**STATED TASK**: Below is a block of data; give all of it again word for word.

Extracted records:

• • • • • • •

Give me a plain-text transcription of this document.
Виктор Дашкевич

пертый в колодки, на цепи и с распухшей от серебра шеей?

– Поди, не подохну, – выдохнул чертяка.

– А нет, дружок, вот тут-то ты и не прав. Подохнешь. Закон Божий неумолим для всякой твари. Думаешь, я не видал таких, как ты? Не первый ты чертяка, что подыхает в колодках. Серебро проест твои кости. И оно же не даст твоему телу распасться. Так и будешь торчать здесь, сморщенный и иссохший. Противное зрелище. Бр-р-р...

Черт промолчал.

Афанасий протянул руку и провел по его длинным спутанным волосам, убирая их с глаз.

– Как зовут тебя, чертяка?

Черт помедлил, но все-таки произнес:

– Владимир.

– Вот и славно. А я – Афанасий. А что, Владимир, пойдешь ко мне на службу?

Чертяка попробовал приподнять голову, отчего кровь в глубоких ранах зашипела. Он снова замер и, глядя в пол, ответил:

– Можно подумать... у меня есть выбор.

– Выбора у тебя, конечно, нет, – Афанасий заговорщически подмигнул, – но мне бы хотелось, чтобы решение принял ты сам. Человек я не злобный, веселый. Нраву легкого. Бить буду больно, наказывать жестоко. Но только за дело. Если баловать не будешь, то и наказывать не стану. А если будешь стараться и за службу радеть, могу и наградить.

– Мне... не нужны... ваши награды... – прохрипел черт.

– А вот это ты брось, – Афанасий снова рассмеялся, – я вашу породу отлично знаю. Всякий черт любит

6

• • • • • • •

**EXERCISE OUTPUT**:
Give me a plain-text transcription of this document.
Виктор Дашкевич

пертый в колодки, на цепи и с распухшей от серебра шеей?

– Поди, не подохну, – выдохнул чертяка.

– А нет, дружок, вот тут-то ты и не прав. Подохнешь. Закон Божий неумолим для всякой твари. Думаешь, я не видал таких, как ты? Не первый ты чертяка, что подыхает в колодках. Серебро проест твои кости. И оно же не даст твоему телу распасться. Так и будешь торчать здесь, сморщенный и иссохший. Противное зрелище. Бр-р-р...

Черт промолчал.

Афанасий протянул руку и провел по его длинным спутанным волосам, убирая их с глаз.

– Как зовут тебя, чертяка?

Черт помедлил, но все-таки произнес:

– Владимир.

– Вот и славно. А я – Афанасий. А что, Владимир, пойдешь ко мне на службу?

Чертяка попробовал приподнять голову, отчего кровь в глубоких ранах зашипела. Он снова замер и, глядя в пол, ответил:

– Можно подумать... у меня есть выбор.

– Выбора у тебя, конечно, нет, – Афанасий заговорщически подмигнул, – но мне бы хотелось, чтобы решение принял ты сам. Человек я не злобный, веселый. Нраву легкого. Бить буду больно, наказывать жестоко. Но только за дело. Если баловать не будешь, то и наказывать не стану. А если будешь стараться и за службу радеть, могу и наградить.

– Мне... не нужны... ваши награды... – прохрипел черт.

– А вот это ты брось, – Афанасий снова рассмеялся, – я вашу породу отлично знаю. Всякий черт любит

6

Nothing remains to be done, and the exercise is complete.